DIRECTION:
Go through the records and give each one again exactly.

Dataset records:
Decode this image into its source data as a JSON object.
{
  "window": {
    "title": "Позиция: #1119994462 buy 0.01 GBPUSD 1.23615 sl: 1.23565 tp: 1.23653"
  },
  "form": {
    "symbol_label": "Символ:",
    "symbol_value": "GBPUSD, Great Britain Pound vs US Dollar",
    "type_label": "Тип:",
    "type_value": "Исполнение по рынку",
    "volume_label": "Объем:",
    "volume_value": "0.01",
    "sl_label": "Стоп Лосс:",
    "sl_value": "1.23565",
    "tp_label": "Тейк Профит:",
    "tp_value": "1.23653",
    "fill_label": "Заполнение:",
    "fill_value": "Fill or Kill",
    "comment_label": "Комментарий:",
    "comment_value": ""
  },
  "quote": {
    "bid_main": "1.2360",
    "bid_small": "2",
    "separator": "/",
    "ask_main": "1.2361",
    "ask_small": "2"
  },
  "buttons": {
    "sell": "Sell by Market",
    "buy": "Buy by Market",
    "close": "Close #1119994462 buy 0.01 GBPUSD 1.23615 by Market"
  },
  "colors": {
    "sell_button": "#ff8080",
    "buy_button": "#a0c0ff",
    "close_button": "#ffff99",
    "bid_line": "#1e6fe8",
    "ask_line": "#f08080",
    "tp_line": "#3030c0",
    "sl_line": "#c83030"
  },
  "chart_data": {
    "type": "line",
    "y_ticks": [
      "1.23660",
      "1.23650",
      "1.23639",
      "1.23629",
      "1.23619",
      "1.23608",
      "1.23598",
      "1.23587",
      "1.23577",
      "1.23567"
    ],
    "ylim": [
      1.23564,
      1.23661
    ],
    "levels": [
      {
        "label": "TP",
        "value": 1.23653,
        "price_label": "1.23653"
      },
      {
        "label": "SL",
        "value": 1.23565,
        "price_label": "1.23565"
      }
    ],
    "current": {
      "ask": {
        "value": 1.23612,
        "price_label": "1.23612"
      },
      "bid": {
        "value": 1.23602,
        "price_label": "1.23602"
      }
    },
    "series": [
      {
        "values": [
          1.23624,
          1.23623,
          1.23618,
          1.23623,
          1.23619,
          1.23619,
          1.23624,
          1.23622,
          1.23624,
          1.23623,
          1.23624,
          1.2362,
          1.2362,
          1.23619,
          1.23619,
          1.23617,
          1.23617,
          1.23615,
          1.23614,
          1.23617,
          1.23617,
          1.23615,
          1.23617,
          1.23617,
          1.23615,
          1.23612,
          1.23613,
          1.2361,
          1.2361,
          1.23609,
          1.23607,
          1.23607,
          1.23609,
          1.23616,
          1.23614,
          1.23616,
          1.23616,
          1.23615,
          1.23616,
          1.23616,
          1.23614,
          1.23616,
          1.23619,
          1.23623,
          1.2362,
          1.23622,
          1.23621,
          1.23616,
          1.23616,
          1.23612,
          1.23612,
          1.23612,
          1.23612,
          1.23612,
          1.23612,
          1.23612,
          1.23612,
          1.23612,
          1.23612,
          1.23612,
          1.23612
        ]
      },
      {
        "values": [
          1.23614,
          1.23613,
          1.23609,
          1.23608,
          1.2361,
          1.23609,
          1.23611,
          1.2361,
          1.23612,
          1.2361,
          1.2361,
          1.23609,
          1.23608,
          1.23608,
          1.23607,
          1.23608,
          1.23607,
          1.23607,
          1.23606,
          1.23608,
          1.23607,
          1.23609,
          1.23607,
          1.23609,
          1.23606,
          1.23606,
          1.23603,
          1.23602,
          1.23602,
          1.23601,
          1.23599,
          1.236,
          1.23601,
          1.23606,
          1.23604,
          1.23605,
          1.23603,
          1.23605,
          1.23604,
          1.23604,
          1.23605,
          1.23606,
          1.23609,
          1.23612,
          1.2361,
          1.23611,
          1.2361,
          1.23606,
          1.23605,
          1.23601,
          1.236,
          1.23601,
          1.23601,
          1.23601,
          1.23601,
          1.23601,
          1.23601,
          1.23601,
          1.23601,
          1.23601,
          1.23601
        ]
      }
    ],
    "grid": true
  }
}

THE ANSWER:
Decode this image into its source data as a JSON object.
{
  "window": {
    "title": "Позиция: #1119994462 buy 0.01 GBPUSD 1.23615 sl: 1.23565 tp: 1.23653"
  },
  "form": {
    "symbol_label": "Символ:",
    "symbol_value": "GBPUSD, Great Britain Pound vs US Dollar",
    "type_label": "Тип:",
    "type_value": "Исполнение по рынку",
    "volume_label": "Объем:",
    "volume_value": "0.01",
    "sl_label": "Стоп Лосс:",
    "sl_value": "1.23565",
    "tp_label": "Тейк Профит:",
    "tp_value": "1.23653",
    "fill_label": "Заполнение:",
    "fill_value": "Fill or Kill",
    "comment_label": "Комментарий:",
    "comment_value": ""
  },
  "quote": {
    "bid_main": "1.2360",
    "bid_small": "2",
    "separator": "/",
    "ask_main": "1.2361",
    "ask_small": "2"
  },
  "buttons": {
    "sell": "Sell by Market",
    "buy": "Buy by Market",
    "close": "Close #1119994462 buy 0.01 GBPUSD 1.23615 by Market"
  },
  "colors": {
    "sell_button": "#ff8080",
    "buy_button": "#a0c0ff",
    "close_button": "#ffff99",
    "bid_line": "#1e6fe8",
    "ask_line": "#f08080",
    "tp_line": "#3030c0",
    "sl_line": "#c83030"
  },
  "chart_data": {
    "type": "line",
    "y_ticks": [
      "1.23660",
      "1.23650",
      "1.23639",
      "1.23629",
      "1.23619",
      "1.23608",
      "1.23598",
      "1.23587",
      "1.23577",
      "1.23567"
    ],
    "ylim": [
      1.23564,
      1.23661
    ],
    "levels": [
      {
        "label": "TP",
        "value": 1.23653,
        "price_label": "1.23653"
      },
      {
        "label": "SL",
        "value": 1.23565,
        "price_label": "1.23565"
      }
    ],
    "current": {
      "ask": {
        "value": 1.23612,
        "price_label": "1.23612"
      },
      "bid": {
        "value": 1.23602,
        "price_label": "1.23602"
      }
    },
    "series": [
      {
        "values": [
          1.23624,
          1.23623,
          1.23618,
          1.23623,
          1.23619,
          1.23619,
          1.23624,
          1.23622,
          1.23624,
          1.23623,
          1.23624,
          1.2362,
          1.2362,
          1.23619,
          1.23619,
          1.23617,
          1.23617,
          1.23615,
          1.23614,
          1.23617,
          1.23617,
          1.23615,
          1.23617,
          1.23617,
          1.23615,
          1.23612,
          1.23613,
          1.2361,
          1.2361,
          1.23609,
          1.23607,
          1.23607,
          1.23609,
          1.23616,
          1.23614,
          1.23616,
          1.23616,
          1.23615,
          1.23616,
          1.23616,
          1.23614,
          1.23616,
          1.23619,
          1.23623,
          1.2362,
          1.23622,
          1.23621,
          1.23616,
          1.23616,
          1.23612,
          1.23612,
          1.23612,
          1.23612,
          1.23612,
          1.23612,
          1.23612,
          1.23612,
          1.23612,
          1.23612,
          1.23612,
          1.23612
        ]
      },
      {
        "values": [
          1.23614,
          1.23613,
          1.23609,
          1.23608,
          1.2361,
          1.23609,
          1.23611,
          1.2361,
          1.23612,
          1.2361,
          1.2361,
          1.23609,
          1.23608,
          1.23608,
          1.23607,
          1.23608,
          1.23607,
          1.23607,
          1.23606,
          1.23608,
          1.23607,
          1.23609,
          1.23607,
          1.23609,
          1.23606,
          1.23606,
          1.23603,
          1.23602,
          1.23602,
          1.23601,
          1.23599,
          1.236,
          1.23601,
          1.23606,
          1.23604,
          1.23605,
          1.23603,
          1.23605,
          1.23604,
          1.23604,
          1.23605,
          1.23606,
          1.23609,
          1.23612,
          1.2361,
          1.23611,
          1.2361,
          1.23606,
          1.23605,
          1.23601,
          1.236,
          1.23601,
          1.23601,
          1.23601,
          1.23601,
          1.23601,
          1.23601,
          1.23601,
          1.23601,
          1.23601,
          1.23601
        ]
      }
    ],
    "grid": true
  }
}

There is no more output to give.